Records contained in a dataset
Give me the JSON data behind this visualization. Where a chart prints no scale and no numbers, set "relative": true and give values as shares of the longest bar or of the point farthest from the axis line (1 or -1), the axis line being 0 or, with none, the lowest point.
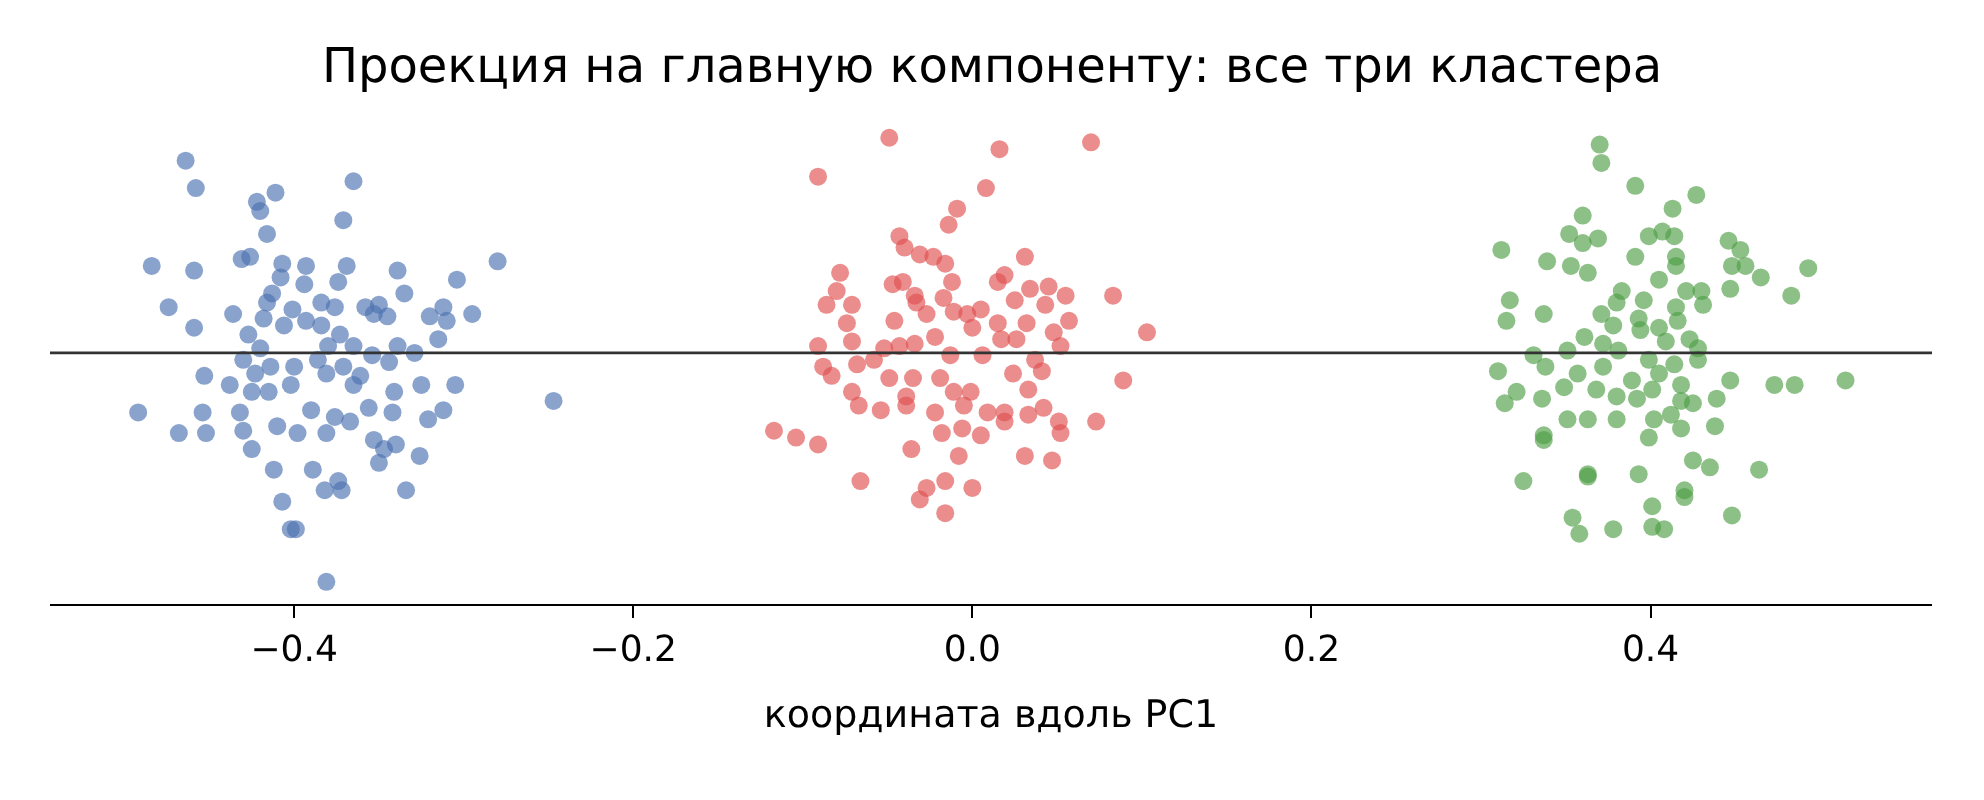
{
  "chart_data": {
    "type": "scatter",
    "title": "Проекция на главную компоненту: все три кластера",
    "xlabel": "координата вдоль PC1",
    "relative": true,
    "xlim": [
      -0.544,
      0.566
    ],
    "xticks": [
      {
        "value": -0.4,
        "label": "−0.4"
      },
      {
        "value": -0.2,
        "label": "−0.2"
      },
      {
        "value": 0.0,
        "label": "0.0"
      },
      {
        "value": 0.2,
        "label": "0.2"
      },
      {
        "value": 0.4,
        "label": "0.4"
      }
    ],
    "tick_labels": "x",
    "grid": false,
    "marker": "circle",
    "ref_lines": [
      {
        "axis": "y",
        "value": 0,
        "color": "#333333"
      }
    ],
    "series": [
      {
        "color": "#4c72b0",
        "x": [
          -0.464,
          -0.458,
          -0.422,
          -0.411,
          -0.42,
          -0.365,
          -0.371,
          -0.416,
          -0.484,
          -0.459,
          -0.431,
          -0.426,
          -0.407,
          -0.393,
          -0.369,
          -0.339,
          -0.304,
          -0.28,
          -0.474,
          -0.459,
          -0.436,
          -0.418,
          -0.416,
          -0.413,
          -0.408,
          -0.394,
          -0.374,
          -0.401,
          -0.384,
          -0.376,
          -0.406,
          -0.393,
          -0.384,
          -0.373,
          -0.358,
          -0.35,
          -0.353,
          -0.345,
          -0.335,
          -0.32,
          -0.312,
          -0.31,
          -0.295,
          -0.315,
          -0.339,
          -0.329,
          -0.427,
          -0.42,
          -0.43,
          -0.414,
          -0.4,
          -0.386,
          -0.38,
          -0.365,
          -0.354,
          -0.371,
          -0.344,
          -0.381,
          -0.361,
          -0.453,
          -0.438,
          -0.423,
          -0.425,
          -0.415,
          -0.402,
          -0.365,
          -0.341,
          -0.325,
          -0.305,
          -0.247,
          -0.492,
          -0.454,
          -0.432,
          -0.39,
          -0.376,
          -0.356,
          -0.342,
          -0.321,
          -0.312,
          -0.468,
          -0.452,
          -0.43,
          -0.41,
          -0.398,
          -0.381,
          -0.367,
          -0.353,
          -0.34,
          -0.425,
          -0.347,
          -0.35,
          -0.326,
          -0.412,
          -0.389,
          -0.382,
          -0.374,
          -0.372,
          -0.334,
          -0.407,
          -0.402,
          -0.399,
          -0.381
        ],
        "values": [
          0.84,
          0.72,
          0.66,
          0.7,
          0.62,
          0.75,
          0.58,
          0.52,
          0.38,
          0.36,
          0.41,
          0.42,
          0.39,
          0.38,
          0.38,
          0.36,
          0.32,
          0.4,
          0.2,
          0.11,
          0.17,
          0.15,
          0.22,
          0.26,
          0.33,
          0.3,
          0.31,
          0.19,
          0.22,
          0.2,
          0.12,
          0.14,
          0.12,
          0.08,
          0.2,
          0.21,
          0.17,
          0.16,
          0.26,
          0.16,
          0.2,
          0.14,
          0.17,
          0.06,
          0.03,
          0.0,
          0.08,
          0.02,
          -0.03,
          -0.06,
          -0.06,
          -0.03,
          0.03,
          0.03,
          -0.01,
          -0.06,
          -0.04,
          -0.09,
          -0.1,
          -0.1,
          -0.14,
          -0.09,
          -0.17,
          -0.17,
          -0.14,
          -0.14,
          -0.17,
          -0.14,
          -0.14,
          -0.21,
          -0.26,
          -0.26,
          -0.26,
          -0.25,
          -0.28,
          -0.24,
          -0.26,
          -0.29,
          -0.25,
          -0.35,
          -0.35,
          -0.34,
          -0.32,
          -0.35,
          -0.35,
          -0.3,
          -0.38,
          -0.4,
          -0.42,
          -0.42,
          -0.48,
          -0.45,
          -0.51,
          -0.51,
          -0.6,
          -0.56,
          -0.6,
          -0.6,
          -0.65,
          -0.77,
          -0.77,
          -1.0
        ]
      },
      {
        "color": "#e05050",
        "x": [
          -0.049,
          0.016,
          0.07,
          -0.091,
          0.008,
          -0.009,
          -0.014,
          -0.043,
          -0.04,
          -0.031,
          -0.023,
          -0.016,
          0.031,
          -0.078,
          -0.08,
          -0.086,
          -0.071,
          -0.047,
          -0.041,
          -0.012,
          -0.034,
          -0.033,
          -0.027,
          -0.017,
          -0.011,
          -0.003,
          0.005,
          0.015,
          0.019,
          0.025,
          0.034,
          0.045,
          0.055,
          0.043,
          0.083,
          -0.074,
          -0.046,
          0.0,
          0.015,
          0.032,
          0.057,
          0.048,
          0.103,
          -0.091,
          -0.071,
          -0.052,
          -0.043,
          -0.034,
          -0.022,
          -0.013,
          0.006,
          0.017,
          0.026,
          0.052,
          -0.088,
          -0.083,
          -0.068,
          -0.058,
          -0.049,
          -0.035,
          -0.019,
          0.024,
          0.037,
          0.041,
          0.089,
          -0.071,
          -0.067,
          -0.054,
          -0.039,
          -0.039,
          -0.011,
          -0.001,
          -0.005,
          -0.022,
          0.009,
          0.019,
          0.033,
          0.033,
          0.042,
          0.051,
          0.073,
          -0.117,
          -0.104,
          -0.091,
          -0.018,
          -0.006,
          0.005,
          0.019,
          0.052,
          -0.036,
          -0.008,
          0.031,
          0.047,
          -0.066,
          -0.016,
          0.0,
          -0.027,
          -0.031,
          -0.016
        ],
        "values": [
          0.94,
          0.89,
          0.92,
          0.77,
          0.72,
          0.63,
          0.56,
          0.51,
          0.46,
          0.43,
          0.42,
          0.39,
          0.42,
          0.35,
          0.27,
          0.21,
          0.21,
          0.3,
          0.31,
          0.31,
          0.25,
          0.22,
          0.17,
          0.24,
          0.18,
          0.17,
          0.19,
          0.31,
          0.34,
          0.23,
          0.28,
          0.29,
          0.25,
          0.21,
          0.25,
          0.13,
          0.14,
          0.11,
          0.13,
          0.13,
          0.14,
          0.09,
          0.09,
          0.03,
          0.05,
          0.02,
          0.03,
          0.04,
          0.07,
          -0.01,
          -0.01,
          0.06,
          0.06,
          0.03,
          -0.06,
          -0.1,
          -0.05,
          -0.03,
          -0.11,
          -0.11,
          -0.11,
          -0.09,
          -0.03,
          -0.08,
          -0.12,
          -0.17,
          -0.23,
          -0.25,
          -0.19,
          -0.23,
          -0.17,
          -0.17,
          -0.23,
          -0.26,
          -0.26,
          -0.26,
          -0.16,
          -0.27,
          -0.24,
          -0.3,
          -0.3,
          -0.34,
          -0.37,
          -0.4,
          -0.35,
          -0.33,
          -0.36,
          -0.3,
          -0.35,
          -0.42,
          -0.45,
          -0.45,
          -0.47,
          -0.56,
          -0.56,
          -0.59,
          -0.59,
          -0.64,
          -0.7
        ]
      },
      {
        "color": "#4f9e45",
        "x": [
          0.37,
          0.371,
          0.391,
          0.427,
          0.413,
          0.36,
          0.352,
          0.36,
          0.369,
          0.399,
          0.407,
          0.414,
          0.312,
          0.339,
          0.353,
          0.363,
          0.391,
          0.415,
          0.415,
          0.446,
          0.453,
          0.448,
          0.456,
          0.465,
          0.493,
          0.405,
          0.383,
          0.38,
          0.396,
          0.421,
          0.43,
          0.431,
          0.415,
          0.447,
          0.483,
          0.317,
          0.315,
          0.337,
          0.371,
          0.378,
          0.393,
          0.394,
          0.405,
          0.416,
          0.361,
          0.351,
          0.372,
          0.381,
          0.409,
          0.423,
          0.428,
          0.331,
          0.338,
          0.31,
          0.357,
          0.372,
          0.399,
          0.405,
          0.414,
          0.428,
          0.321,
          0.314,
          0.336,
          0.349,
          0.368,
          0.38,
          0.389,
          0.392,
          0.401,
          0.418,
          0.418,
          0.425,
          0.439,
          0.447,
          0.473,
          0.485,
          0.515,
          0.351,
          0.363,
          0.38,
          0.402,
          0.412,
          0.418,
          0.438,
          0.337,
          0.337,
          0.399,
          0.425,
          0.435,
          0.464,
          0.325,
          0.363,
          0.363,
          0.393,
          0.42,
          0.42,
          0.401,
          0.448,
          0.354,
          0.358,
          0.378,
          0.401,
          0.408
        ],
        "values": [
          0.91,
          0.83,
          0.73,
          0.69,
          0.63,
          0.6,
          0.52,
          0.48,
          0.5,
          0.51,
          0.53,
          0.51,
          0.45,
          0.4,
          0.38,
          0.35,
          0.42,
          0.42,
          0.38,
          0.49,
          0.45,
          0.38,
          0.38,
          0.33,
          0.37,
          0.32,
          0.27,
          0.22,
          0.23,
          0.27,
          0.27,
          0.21,
          0.2,
          0.28,
          0.25,
          0.23,
          0.14,
          0.17,
          0.17,
          0.12,
          0.15,
          0.1,
          0.11,
          0.14,
          0.07,
          0.01,
          0.04,
          0.01,
          0.05,
          0.06,
          0.02,
          -0.01,
          -0.06,
          -0.08,
          -0.09,
          -0.06,
          -0.03,
          -0.09,
          -0.05,
          -0.03,
          -0.17,
          -0.22,
          -0.2,
          -0.15,
          -0.16,
          -0.19,
          -0.12,
          -0.2,
          -0.16,
          -0.14,
          -0.21,
          -0.22,
          -0.2,
          -0.12,
          -0.14,
          -0.14,
          -0.12,
          -0.29,
          -0.29,
          -0.29,
          -0.29,
          -0.27,
          -0.33,
          -0.32,
          -0.36,
          -0.38,
          -0.37,
          -0.47,
          -0.5,
          -0.51,
          -0.56,
          -0.53,
          -0.54,
          -0.53,
          -0.6,
          -0.63,
          -0.67,
          -0.71,
          -0.72,
          -0.79,
          -0.77,
          -0.76,
          -0.77
        ]
      }
    ]
  }
}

#### Written instruction:
Looking at the entries above, say how many lines contain the word "axis". Only the number is wanted.

#### Result of this task:
2